## Task statement
Determine how many lines carry the word "school". Output that number only.

## Data shown
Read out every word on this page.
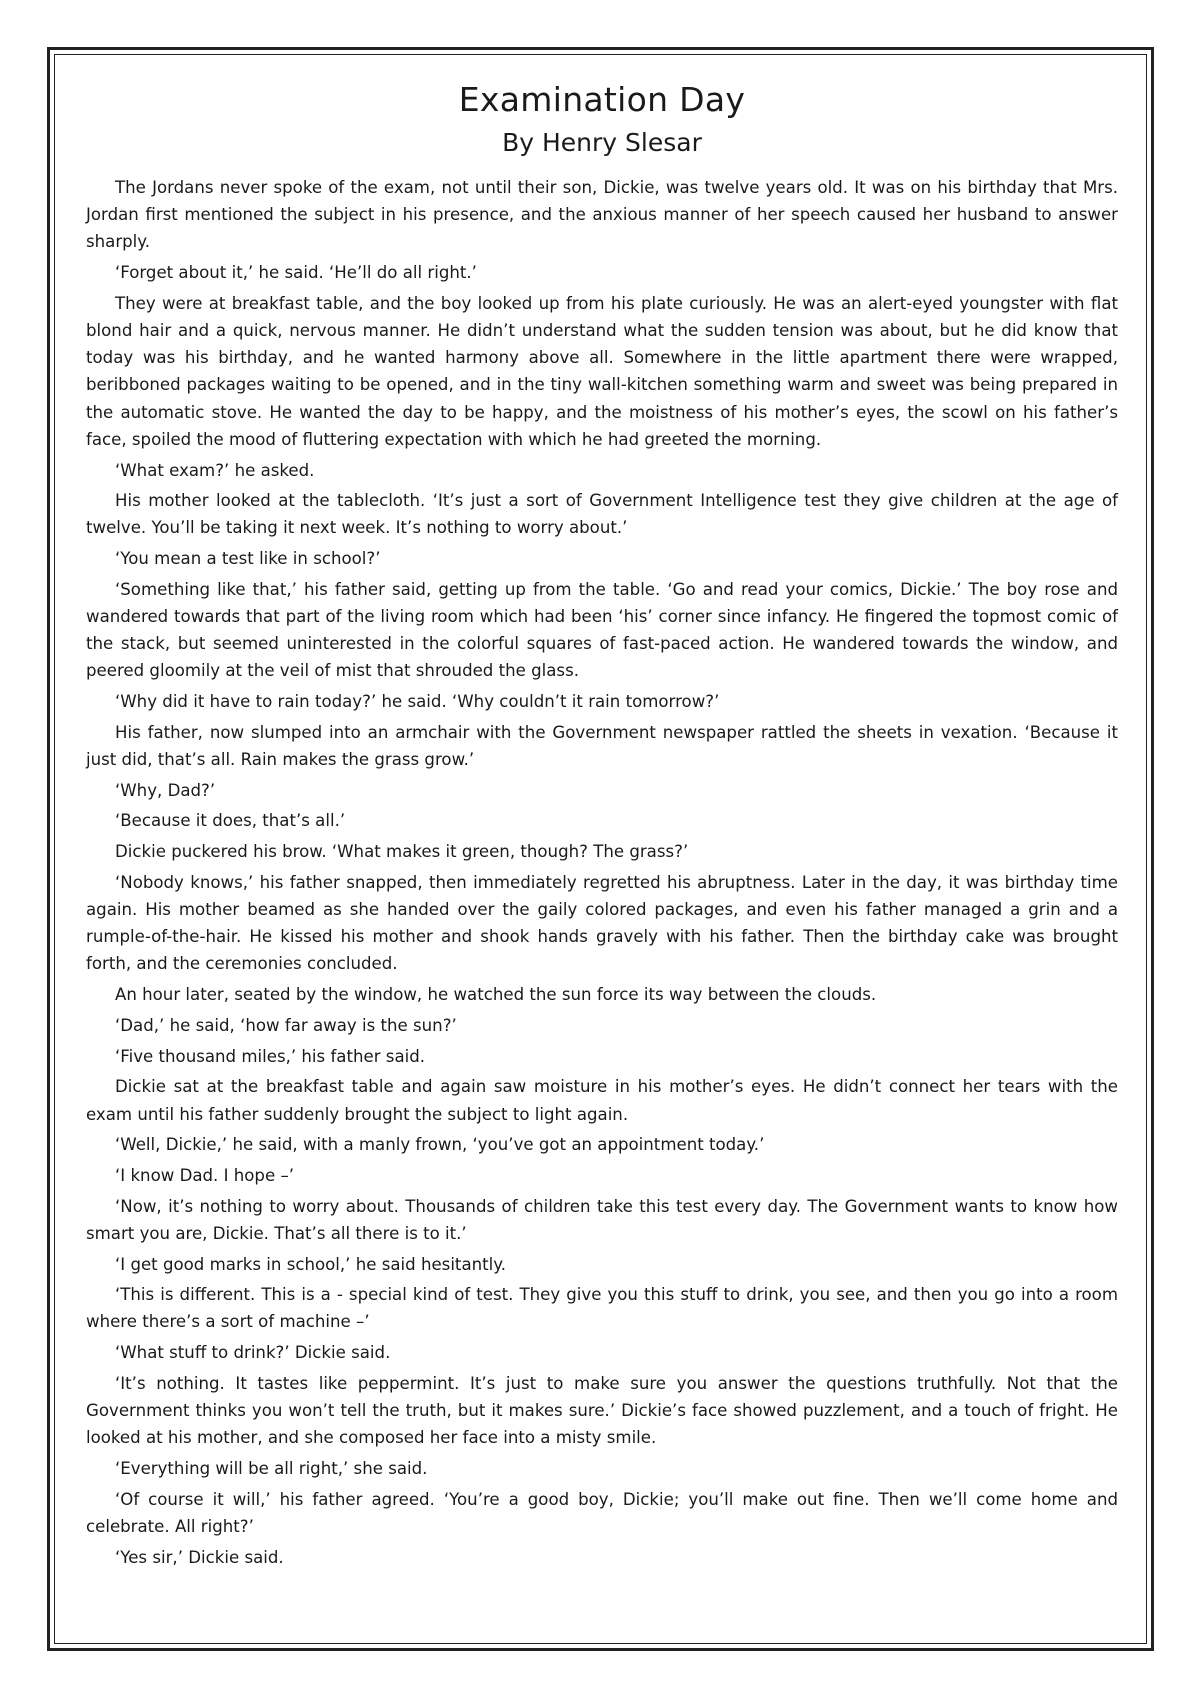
Examination Day
By Henry Slesar

The Jordans never spoke of the exam, not until their son, Dickie, was twelve years old. It was on his birthday that Mrs. Jordan first mentioned the subject in his presence, and the anxious manner of her speech caused her husband to answer sharply.

‘Forget about it,’ he said. ‘He’ll do all right.’

They were at breakfast table, and the boy looked up from his plate curiously. He was an alert-eyed youngster with flat blond hair and a quick, nervous manner. He didn’t understand what the sudden tension was about, but he did know that today was his birthday, and he wanted harmony above all. Somewhere in the little apartment there were wrapped, beribboned packages waiting to be opened, and in the tiny wall-kitchen something warm and sweet was being prepared in the automatic stove. He wanted the day to be happy, and the moistness of his mother’s eyes, the scowl on his father’s face, spoiled the mood of fluttering expectation with which he had greeted the morning.

‘What exam?’ he asked.

His mother looked at the tablecloth. ‘It’s just a sort of Government Intelligence test they give children at the age of twelve. You’ll be taking it next week. It’s nothing to worry about.’

‘You mean a test like in school?’

‘Something like that,’ his father said, getting up from the table. ‘Go and read your comics, Dickie.’ The boy rose and wandered towards that part of the living room which had been ‘his’ corner since infancy. He fingered the topmost comic of the stack, but seemed uninterested in the colorful squares of fast-paced action. He wandered towards the window, and peered gloomily at the veil of mist that shrouded the glass.

‘Why did it have to rain today?’ he said. ‘Why couldn’t it rain tomorrow?’

His father, now slumped into an armchair with the Government newspaper rattled the sheets in vexation. ‘Because it just did, that’s all. Rain makes the grass grow.’

‘Why, Dad?’

‘Because it does, that’s all.’

Dickie puckered his brow. ‘What makes it green, though? The grass?’

‘Nobody knows,’ his father snapped, then immediately regretted his abruptness. Later in the day, it was birthday time again. His mother beamed as she handed over the gaily colored packages, and even his father managed a grin and a rumple-of-the-hair. He kissed his mother and shook hands gravely with his father. Then the birthday cake was brought forth, and the ceremonies concluded.

An hour later, seated by the window, he watched the sun force its way between the clouds.

‘Dad,’ he said, ‘how far away is the sun?’

‘Five thousand miles,’ his father said.

Dickie sat at the breakfast table and again saw moisture in his mother’s eyes. He didn’t connect her tears with the exam until his father suddenly brought the subject to light again.

‘Well, Dickie,’ he said, with a manly frown, ‘you’ve got an appointment today.’

‘I know Dad. I hope –’

‘Now, it’s nothing to worry about. Thousands of children take this test every day. The Government wants to know how smart you are, Dickie. That’s all there is to it.’

‘I get good marks in school,’ he said hesitantly.

‘This is different. This is a - special kind of test. They give you this stuff to drink, you see, and then you go into a room where there’s a sort of machine –’

‘What stuff to drink?’ Dickie said.

‘It’s nothing. It tastes like peppermint. It’s just to make sure you answer the questions truthfully. Not that the Government thinks you won’t tell the truth, but it makes sure.’ Dickie’s face showed puzzlement, and a touch of fright. He looked at his mother, and she composed her face into a misty smile.

‘Everything will be all right,’ she said.

‘Of course it will,’ his father agreed. ‘You’re a good boy, Dickie; you’ll make out fine. Then we’ll come home and celebrate. All right?’

‘Yes sir,’ Dickie said.
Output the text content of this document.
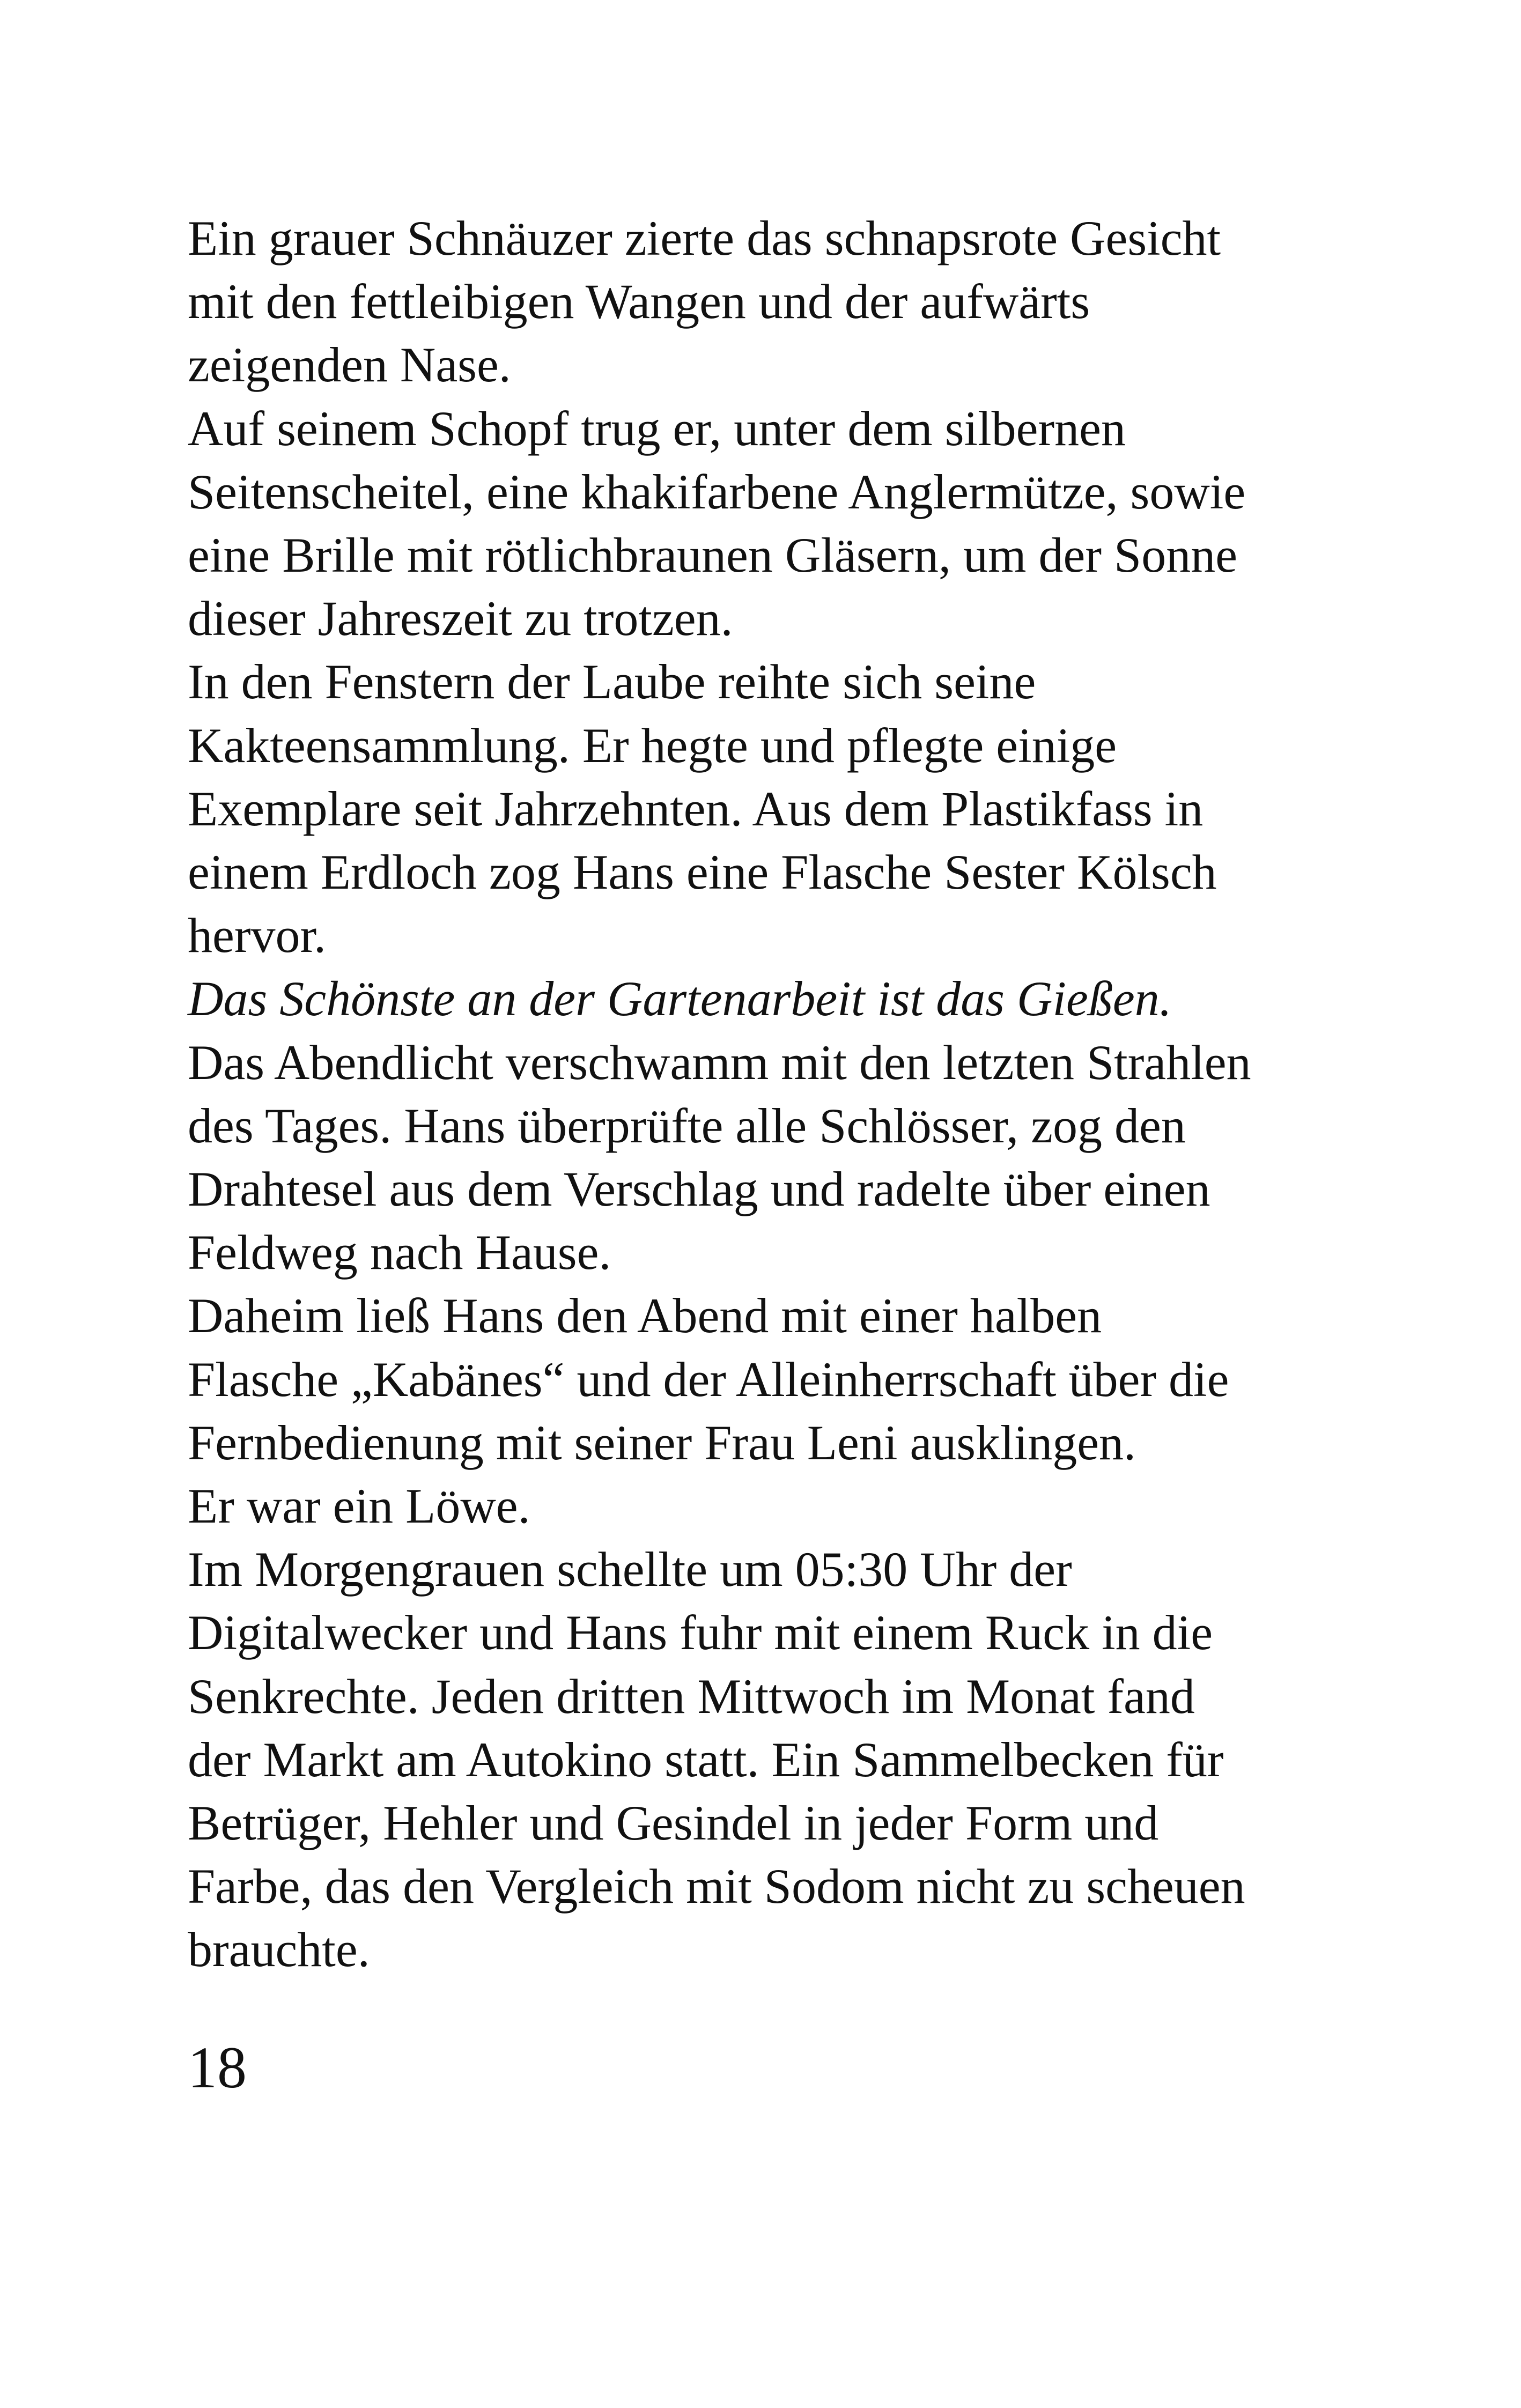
Ein grauer Schnäuzer zierte das schnapsrote Gesicht
mit den fettleibigen Wangen und der aufwärts
zeigenden Nase.
Auf seinem Schopf trug er, unter dem silbernen
Seitenscheitel, eine khakifarbene Anglermütze, sowie
eine Brille mit rötlichbraunen Gläsern, um der Sonne
dieser Jahreszeit zu trotzen.
In den Fenstern der Laube reihte sich seine
Kakteensammlung. Er hegte und pflegte einige
Exemplare seit Jahrzehnten. Aus dem Plastikfass in
einem Erdloch zog Hans eine Flasche Sester Kölsch
hervor.
Das Schönste an der Gartenarbeit ist das Gießen.
Das Abendlicht verschwamm mit den letzten Strahlen
des Tages. Hans überprüfte alle Schlösser, zog den
Drahtesel aus dem Verschlag und radelte über einen
Feldweg nach Hause.
Daheim ließ Hans den Abend mit einer halben
Flasche „Kabänes“ und der Alleinherrschaft über die
Fernbedienung mit seiner Frau Leni ausklingen.
Er war ein Löwe.
Im Morgengrauen schellte um 05:30 Uhr der
Digitalwecker und Hans fuhr mit einem Ruck in die
Senkrechte. Jeden dritten Mittwoch im Monat fand
der Markt am Autokino statt. Ein Sammelbecken für
Betrüger, Hehler und Gesindel in jeder Form und
Farbe, das den Vergleich mit Sodom nicht zu scheuen
brauchte.
18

## Exercise result
2